>> start Supplied entries
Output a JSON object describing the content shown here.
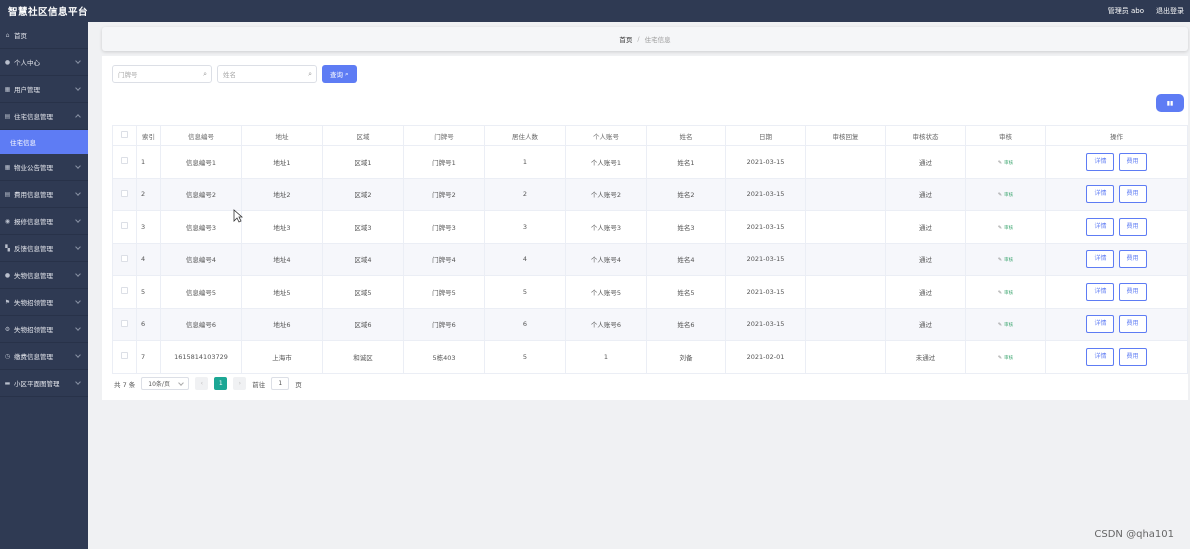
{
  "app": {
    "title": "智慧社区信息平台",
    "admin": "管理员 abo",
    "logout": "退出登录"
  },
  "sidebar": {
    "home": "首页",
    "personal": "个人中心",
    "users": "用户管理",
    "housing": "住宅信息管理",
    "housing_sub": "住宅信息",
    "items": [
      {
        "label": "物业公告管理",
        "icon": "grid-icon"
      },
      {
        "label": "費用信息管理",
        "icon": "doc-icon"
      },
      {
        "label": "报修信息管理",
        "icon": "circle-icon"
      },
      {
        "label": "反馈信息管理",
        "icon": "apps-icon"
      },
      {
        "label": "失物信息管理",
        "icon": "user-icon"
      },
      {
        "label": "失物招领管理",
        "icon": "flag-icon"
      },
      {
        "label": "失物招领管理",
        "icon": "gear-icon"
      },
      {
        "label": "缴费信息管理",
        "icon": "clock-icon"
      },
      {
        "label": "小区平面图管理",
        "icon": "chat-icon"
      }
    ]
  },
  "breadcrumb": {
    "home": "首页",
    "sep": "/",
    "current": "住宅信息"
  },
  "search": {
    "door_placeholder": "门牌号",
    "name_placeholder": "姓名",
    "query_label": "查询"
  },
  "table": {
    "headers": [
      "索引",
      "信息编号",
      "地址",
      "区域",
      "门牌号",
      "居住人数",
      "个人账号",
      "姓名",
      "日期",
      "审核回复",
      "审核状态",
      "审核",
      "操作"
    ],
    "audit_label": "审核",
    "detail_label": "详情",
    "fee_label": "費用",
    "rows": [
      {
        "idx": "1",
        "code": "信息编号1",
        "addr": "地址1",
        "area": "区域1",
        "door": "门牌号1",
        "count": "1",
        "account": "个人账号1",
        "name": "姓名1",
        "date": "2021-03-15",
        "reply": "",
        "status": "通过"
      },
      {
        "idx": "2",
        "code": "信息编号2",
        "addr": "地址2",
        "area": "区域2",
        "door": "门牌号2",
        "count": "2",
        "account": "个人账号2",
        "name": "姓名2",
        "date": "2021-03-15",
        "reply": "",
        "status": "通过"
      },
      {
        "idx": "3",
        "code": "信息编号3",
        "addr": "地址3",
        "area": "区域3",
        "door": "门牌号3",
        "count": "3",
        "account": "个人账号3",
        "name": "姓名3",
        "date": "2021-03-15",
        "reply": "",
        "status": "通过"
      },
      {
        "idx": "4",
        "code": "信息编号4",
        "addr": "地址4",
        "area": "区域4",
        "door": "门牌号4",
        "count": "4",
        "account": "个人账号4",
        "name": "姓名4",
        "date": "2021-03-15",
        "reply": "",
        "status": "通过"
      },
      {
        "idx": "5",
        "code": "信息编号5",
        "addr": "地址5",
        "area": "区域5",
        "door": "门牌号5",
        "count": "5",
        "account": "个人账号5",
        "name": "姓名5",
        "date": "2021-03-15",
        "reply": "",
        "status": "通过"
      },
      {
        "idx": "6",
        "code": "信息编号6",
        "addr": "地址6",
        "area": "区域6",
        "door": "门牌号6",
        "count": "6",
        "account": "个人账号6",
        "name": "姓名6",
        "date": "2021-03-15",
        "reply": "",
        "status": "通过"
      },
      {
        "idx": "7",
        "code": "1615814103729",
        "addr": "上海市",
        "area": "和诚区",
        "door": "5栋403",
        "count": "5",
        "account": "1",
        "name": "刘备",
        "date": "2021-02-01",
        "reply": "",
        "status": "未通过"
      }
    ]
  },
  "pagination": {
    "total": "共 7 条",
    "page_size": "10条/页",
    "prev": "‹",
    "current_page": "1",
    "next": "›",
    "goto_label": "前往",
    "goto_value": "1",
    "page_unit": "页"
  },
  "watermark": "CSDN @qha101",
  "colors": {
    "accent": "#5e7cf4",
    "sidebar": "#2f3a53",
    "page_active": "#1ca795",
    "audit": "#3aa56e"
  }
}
>> end Supplied entries
>> start Supplied entries
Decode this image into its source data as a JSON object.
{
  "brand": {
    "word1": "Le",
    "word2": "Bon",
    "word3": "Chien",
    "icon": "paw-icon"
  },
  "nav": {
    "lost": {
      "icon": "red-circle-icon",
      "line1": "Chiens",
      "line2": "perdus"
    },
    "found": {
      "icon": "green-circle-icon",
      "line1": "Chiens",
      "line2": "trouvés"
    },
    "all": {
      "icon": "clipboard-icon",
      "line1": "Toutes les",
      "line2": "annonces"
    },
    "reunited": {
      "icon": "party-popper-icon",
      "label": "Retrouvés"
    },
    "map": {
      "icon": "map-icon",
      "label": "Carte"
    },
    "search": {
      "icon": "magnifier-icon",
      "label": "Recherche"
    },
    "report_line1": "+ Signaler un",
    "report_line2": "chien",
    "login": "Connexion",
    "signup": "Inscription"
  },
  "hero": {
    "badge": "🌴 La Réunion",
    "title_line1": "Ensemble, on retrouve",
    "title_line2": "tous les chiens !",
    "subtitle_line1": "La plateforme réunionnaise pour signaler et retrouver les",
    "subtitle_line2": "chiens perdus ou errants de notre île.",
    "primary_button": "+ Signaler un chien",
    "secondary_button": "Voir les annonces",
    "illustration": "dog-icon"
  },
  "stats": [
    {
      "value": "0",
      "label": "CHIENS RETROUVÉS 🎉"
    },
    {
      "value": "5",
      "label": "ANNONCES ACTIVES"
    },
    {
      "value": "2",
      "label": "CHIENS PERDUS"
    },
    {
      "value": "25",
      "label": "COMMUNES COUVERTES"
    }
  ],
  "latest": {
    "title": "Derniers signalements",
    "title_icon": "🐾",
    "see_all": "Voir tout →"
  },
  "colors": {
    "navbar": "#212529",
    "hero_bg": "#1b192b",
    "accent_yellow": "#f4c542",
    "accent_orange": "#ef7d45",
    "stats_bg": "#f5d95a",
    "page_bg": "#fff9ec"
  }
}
>> end Supplied entries
>> start Supplied entries
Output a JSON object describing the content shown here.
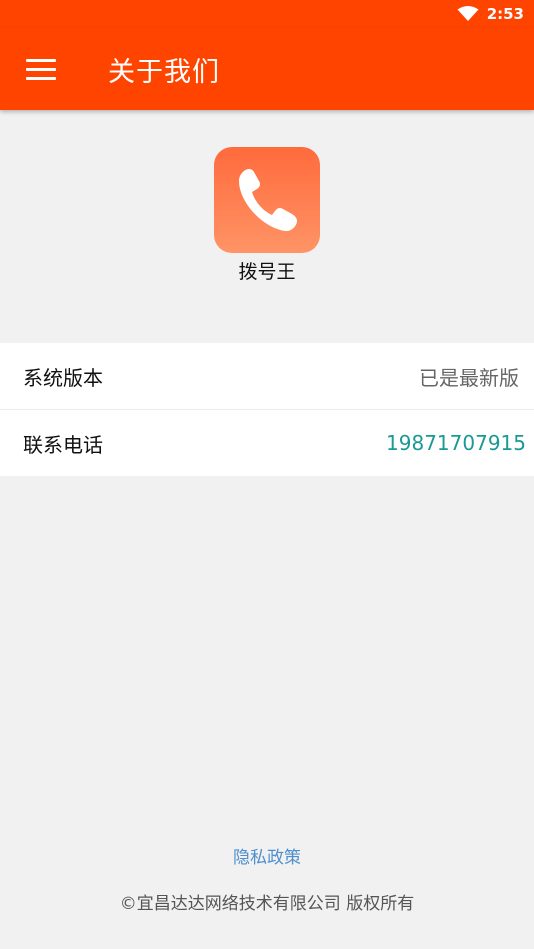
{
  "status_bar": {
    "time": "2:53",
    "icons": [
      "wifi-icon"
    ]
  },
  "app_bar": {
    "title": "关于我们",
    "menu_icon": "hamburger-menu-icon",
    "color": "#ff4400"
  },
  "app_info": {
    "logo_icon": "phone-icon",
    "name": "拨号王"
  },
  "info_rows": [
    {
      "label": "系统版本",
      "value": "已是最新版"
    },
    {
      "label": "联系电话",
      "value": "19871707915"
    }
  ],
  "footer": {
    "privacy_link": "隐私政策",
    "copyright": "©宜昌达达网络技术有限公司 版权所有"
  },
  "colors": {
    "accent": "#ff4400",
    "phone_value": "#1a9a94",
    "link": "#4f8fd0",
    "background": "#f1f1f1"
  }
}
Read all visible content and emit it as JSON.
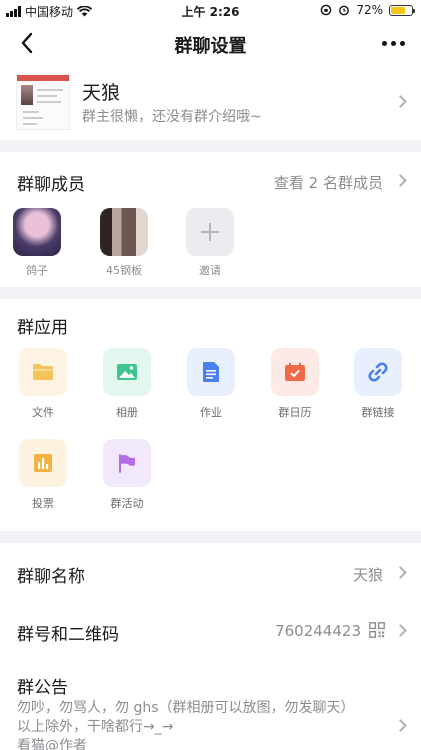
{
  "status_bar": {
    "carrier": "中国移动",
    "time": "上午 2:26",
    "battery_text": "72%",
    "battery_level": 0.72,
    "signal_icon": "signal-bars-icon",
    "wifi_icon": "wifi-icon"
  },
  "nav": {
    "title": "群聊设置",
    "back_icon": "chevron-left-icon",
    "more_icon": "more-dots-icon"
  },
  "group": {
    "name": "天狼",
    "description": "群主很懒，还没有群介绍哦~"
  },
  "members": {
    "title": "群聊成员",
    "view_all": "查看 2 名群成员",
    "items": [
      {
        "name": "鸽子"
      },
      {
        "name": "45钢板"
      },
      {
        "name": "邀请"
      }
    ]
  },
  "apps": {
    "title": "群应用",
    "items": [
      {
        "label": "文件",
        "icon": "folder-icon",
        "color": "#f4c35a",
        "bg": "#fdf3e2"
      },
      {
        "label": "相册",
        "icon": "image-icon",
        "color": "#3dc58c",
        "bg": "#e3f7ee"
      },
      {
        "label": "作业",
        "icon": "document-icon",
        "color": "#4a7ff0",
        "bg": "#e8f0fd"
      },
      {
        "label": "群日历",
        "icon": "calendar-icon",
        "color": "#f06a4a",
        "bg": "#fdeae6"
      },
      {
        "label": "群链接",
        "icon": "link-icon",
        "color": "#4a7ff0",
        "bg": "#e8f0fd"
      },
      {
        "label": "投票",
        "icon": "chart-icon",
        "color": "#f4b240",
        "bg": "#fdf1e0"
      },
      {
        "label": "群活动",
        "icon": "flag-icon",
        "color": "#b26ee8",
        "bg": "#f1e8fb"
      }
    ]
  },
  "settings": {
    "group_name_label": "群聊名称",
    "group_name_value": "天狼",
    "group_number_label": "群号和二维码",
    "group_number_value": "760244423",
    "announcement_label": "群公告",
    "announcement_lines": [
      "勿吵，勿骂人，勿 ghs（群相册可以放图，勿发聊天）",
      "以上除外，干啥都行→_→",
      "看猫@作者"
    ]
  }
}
>> end Supplied entries
● **Your instructions**: List every line above containing the word "area".

● **Written solution**:
        "area": "区域1",
        "area": "区域2",
        "area": "区域3",
        "area": "区域4",
        "area": "区域5",
        "area": "区域6",
        "area": "和诚区",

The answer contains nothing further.